Material provided>
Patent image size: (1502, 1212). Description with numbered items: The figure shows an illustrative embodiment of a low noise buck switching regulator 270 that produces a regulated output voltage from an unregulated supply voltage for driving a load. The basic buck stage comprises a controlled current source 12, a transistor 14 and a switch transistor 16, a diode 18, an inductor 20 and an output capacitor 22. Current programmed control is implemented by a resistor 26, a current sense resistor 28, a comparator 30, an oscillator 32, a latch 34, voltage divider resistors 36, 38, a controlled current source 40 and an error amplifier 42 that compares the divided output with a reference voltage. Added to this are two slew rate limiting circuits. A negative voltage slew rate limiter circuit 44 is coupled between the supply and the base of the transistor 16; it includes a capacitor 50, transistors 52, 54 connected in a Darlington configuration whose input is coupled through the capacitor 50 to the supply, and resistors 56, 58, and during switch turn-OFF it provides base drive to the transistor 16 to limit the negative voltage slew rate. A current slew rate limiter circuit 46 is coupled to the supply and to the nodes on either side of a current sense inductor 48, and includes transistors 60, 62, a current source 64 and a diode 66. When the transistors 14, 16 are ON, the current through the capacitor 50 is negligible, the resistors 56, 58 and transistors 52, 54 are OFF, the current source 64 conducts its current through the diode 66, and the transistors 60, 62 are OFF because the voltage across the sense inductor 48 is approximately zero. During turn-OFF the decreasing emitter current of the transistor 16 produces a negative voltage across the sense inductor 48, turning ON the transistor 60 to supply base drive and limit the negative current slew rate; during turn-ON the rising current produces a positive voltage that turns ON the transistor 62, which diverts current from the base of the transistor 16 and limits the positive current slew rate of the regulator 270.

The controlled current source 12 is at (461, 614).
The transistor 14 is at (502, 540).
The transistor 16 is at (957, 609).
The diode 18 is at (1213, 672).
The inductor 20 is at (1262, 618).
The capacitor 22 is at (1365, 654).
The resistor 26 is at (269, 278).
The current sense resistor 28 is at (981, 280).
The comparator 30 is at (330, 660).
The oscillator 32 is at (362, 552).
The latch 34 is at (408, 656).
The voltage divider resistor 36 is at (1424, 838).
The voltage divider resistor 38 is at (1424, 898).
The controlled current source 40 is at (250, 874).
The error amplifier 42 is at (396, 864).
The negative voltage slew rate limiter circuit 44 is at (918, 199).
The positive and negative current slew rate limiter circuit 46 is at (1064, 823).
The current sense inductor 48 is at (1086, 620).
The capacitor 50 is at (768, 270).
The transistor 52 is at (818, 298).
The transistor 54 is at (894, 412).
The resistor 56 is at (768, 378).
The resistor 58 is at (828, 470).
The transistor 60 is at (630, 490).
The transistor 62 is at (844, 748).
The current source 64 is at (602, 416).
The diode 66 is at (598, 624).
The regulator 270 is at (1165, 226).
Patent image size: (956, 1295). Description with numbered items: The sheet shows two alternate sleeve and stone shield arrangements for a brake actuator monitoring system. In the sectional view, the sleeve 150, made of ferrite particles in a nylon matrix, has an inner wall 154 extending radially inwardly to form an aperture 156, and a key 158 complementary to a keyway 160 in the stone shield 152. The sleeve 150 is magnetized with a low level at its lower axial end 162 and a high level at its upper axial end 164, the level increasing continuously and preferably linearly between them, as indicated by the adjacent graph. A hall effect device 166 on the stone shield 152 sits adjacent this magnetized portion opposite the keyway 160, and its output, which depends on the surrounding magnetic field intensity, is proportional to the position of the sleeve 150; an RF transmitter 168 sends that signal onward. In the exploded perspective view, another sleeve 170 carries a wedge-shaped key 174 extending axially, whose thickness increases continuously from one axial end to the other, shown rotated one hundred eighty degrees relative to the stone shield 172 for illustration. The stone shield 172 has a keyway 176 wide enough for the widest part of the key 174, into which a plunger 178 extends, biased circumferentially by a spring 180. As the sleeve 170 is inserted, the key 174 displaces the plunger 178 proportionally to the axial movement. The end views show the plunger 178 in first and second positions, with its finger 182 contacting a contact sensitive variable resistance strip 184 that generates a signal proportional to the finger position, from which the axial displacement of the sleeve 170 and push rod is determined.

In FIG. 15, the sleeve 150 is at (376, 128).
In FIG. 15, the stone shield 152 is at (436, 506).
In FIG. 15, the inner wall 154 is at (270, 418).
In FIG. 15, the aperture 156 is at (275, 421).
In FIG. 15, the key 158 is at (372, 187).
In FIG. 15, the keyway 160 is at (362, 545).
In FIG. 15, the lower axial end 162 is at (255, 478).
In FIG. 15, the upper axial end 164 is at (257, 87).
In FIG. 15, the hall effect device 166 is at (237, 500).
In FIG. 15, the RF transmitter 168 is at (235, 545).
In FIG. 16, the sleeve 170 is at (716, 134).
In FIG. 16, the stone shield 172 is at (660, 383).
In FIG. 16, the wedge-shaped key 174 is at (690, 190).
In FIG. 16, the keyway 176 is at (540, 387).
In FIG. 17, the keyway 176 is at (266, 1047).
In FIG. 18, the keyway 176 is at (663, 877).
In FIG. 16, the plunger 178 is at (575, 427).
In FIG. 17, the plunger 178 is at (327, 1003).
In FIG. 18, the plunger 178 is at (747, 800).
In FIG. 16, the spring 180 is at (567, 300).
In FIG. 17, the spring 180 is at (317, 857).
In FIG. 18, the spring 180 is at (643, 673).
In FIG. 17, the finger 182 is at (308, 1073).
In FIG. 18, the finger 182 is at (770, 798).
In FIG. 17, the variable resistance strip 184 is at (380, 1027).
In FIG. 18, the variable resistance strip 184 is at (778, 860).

Written task>
Convert the listing above into a Markdown table with the columns Row and Line. Give each line its own row number and leave out the blank lines.

Worked answer>
| Row | Line |
|---|---|
| 1 | Patent image size: (1502, 1212). Description with numbered items: The figure shows an illustrative embodiment of a low noise buck switching regulator 270 that produces a regulated output voltage from an unregulated supply voltage for driving a load. The basic buck stage comprises a controlled current source 12, a transistor 14 and a switch transistor 16, a diode 18, an inductor 20 and an output capacitor 22. Current programmed control is implemented by a resistor 26, a current sense resistor 28, a comparator 30, an oscillator 32, a latch 34, voltage divider resistors 36, 38, a controlled current source 40 and an error amplifier 42 that compares the divided output with a reference voltage. Added to this are two slew rate limiting circuits. A negative voltage slew rate limiter circuit 44 is coupled between the supply and the base of the transistor 16; it includes a capacitor 50, transistors 52, 54 connected in a Darlington configuration whose input is coupled through the capacitor 50 to the supply, and resistors 56, 58, and during switch turn-OFF it provides base drive to the transistor 16 to limit the negative voltage slew rate. A current slew rate limiter circuit 46 is coupled to the supply and to the nodes on either side of a current sense inductor 48, and includes transistors 60, 62, a current source 64 and a diode 66. When the transistors 14, 16 are ON, the current through the capacitor 50 is negligible, the resistors 56, 58 and transistors 52, 54 are OFF, the current source 64 conducts its current through the diode 66, and the transistors 60, 62 are OFF because the voltage across the sense inductor 48 is approximately zero. During turn-OFF the decreasing emitter current of the transistor 16 produces a negative voltage across the sense inductor 48, turning ON the transistor 60 to supply base drive and limit the negative current slew rate; during turn-ON the rising current produces a positive voltage that turns ON the transistor 62, which diverts current from the base of the transistor 16 and limits the positive current slew rate of the regulator 270. |
| 2 | The controlled current source 12 is at (461, 614). |
| 3 | The transistor 14 is at (502, 540). |
| 4 | The transistor 16 is at (957, 609). |
| 5 | The diode 18 is at (1213, 672). |
| 6 | The inductor 20 is at (1262, 618). |
| 7 | The capacitor 22 is at (1365, 654). |
| 8 | The resistor 26 is at (269, 278). |
| 9 | The current sense resistor 28 is at (981, 280). |
| 10 | The comparator 30 is at (330, 660). |
| 11 | The oscillator 32 is at (362, 552). |
| 12 | The latch 34 is at (408, 656). |
| 13 | The voltage divider resistor 36 is at (1424, 838). |
| 14 | The voltage divider resistor 38 is at (1424, 898). |
| 15 | The controlled current source 40 is at (250, 874). |
| 16 | The error amplifier 42 is at (396, 864). |
| 17 | The negative voltage slew rate limiter circuit 44 is at (918, 199). |
| 18 | The positive and negative current slew rate limiter circuit 46 is at (1064, 823). |
| 19 | The current sense inductor 48 is at (1086, 620). |
| 20 | The capacitor 50 is at (768, 270). |
| 21 | The transistor 52 is at (818, 298). |
| 22 | The transistor 54 is at (894, 412). |
| 23 | The resistor 56 is at (768, 378). |
| 24 | The resistor 58 is at (828, 470). |
| 25 | The transistor 60 is at (630, 490). |
| 26 | The transistor 62 is at (844, 748). |
| 27 | The current source 64 is at (602, 416). |
| 28 | The diode 66 is at (598, 624). |
| 29 | The regulator 270 is at (1165, 226). |
| 30 | Patent image size: (956, 1295). Description with numbered items: The sheet shows two alternate sleeve and stone shield arrangements for a brake actuator monitoring system. In the sectional view, the sleeve 150, made of ferrite particles in a nylon matrix, has an inner wall 154 extending radially inwardly to form an aperture 156, and a key 158 complementary to a keyway 160 in the stone shield 152. The sleeve 150 is magnetized with a low level at its lower axial end 162 and a high level at its upper axial end 164, the level increasing continuously and preferably linearly between them, as indicated by the adjacent graph. A hall effect device 166 on the stone shield 152 sits adjacent this magnetized portion opposite the keyway 160, and its output, which depends on the surrounding magnetic field intensity, is proportional to the position of the sleeve 150; an RF transmitter 168 sends that signal onward. In the exploded perspective view, another sleeve 170 carries a wedge-shaped key 174 extending axially, whose thickness increases continuously from one axial end to the other, shown rotated one hundred eighty degrees relative to the stone shield 172 for illustration. The stone shield 172 has a keyway 176 wide enough for the widest part of the key 174, into which a plunger 178 extends, biased circumferentially by a spring 180. As the sleeve 170 is inserted, the key 174 displaces the plunger 178 proportionally to the axial movement. The end views show the plunger 178 in first and second positions, with its finger 182 contacting a contact sensitive variable resistance strip 184 that generates a signal proportional to the finger position, from which the axial displacement of the sleeve 170 and push rod is determined. |
| 31 | In FIG. 15, the sleeve 150 is at (376, 128). |
| 32 | In FIG. 15, the stone shield 152 is at (436, 506). |
| 33 | In FIG. 15, the inner wall 154 is at (270, 418). |
| 34 | In FIG. 15, the aperture 156 is at (275, 421). |
| 35 | In FIG. 15, the key 158 is at (372, 187). |
| 36 | In FIG. 15, the keyway 160 is at (362, 545). |
| 37 | In FIG. 15, the lower axial end 162 is at (255, 478). |
| 38 | In FIG. 15, the upper axial end 164 is at (257, 87). |
| 39 | In FIG. 15, the hall effect device 166 is at (237, 500). |
| 40 | In FIG. 15, the RF transmitter 168 is at (235, 545). |
| 41 | In FIG. 16, the sleeve 170 is at (716, 134). |
| 42 | In FIG. 16, the stone shield 172 is at (660, 383). |
| 43 | In FIG. 16, the wedge-shaped key 174 is at (690, 190). |
| 44 | In FIG. 16, the keyway 176 is at (540, 387). |
| 45 | In FIG. 17, the keyway 176 is at (266, 1047). |
| 46 | In FIG. 18, the keyway 176 is at (663, 877). |
| 47 | In FIG. 16, the plunger 178 is at (575, 427). |
| 48 | In FIG. 17, the plunger 178 is at (327, 1003). |
| 49 | In FIG. 18, the plunger 178 is at (747, 800). |
| 50 | In FIG. 16, the spring 180 is at (567, 300). |
| 51 | In FIG. 17, the spring 180 is at (317, 857). |
| 52 | In FIG. 18, the spring 180 is at (643, 673). |
| 53 | In FIG. 17, the finger 182 is at (308, 1073). |
| 54 | In FIG. 18, the finger 182 is at (770, 798). |
| 55 | In FIG. 17, the variable resistance strip 184 is at (380, 1027). |
| 56 | In FIG. 18, the variable resistance strip 184 is at (778, 860). |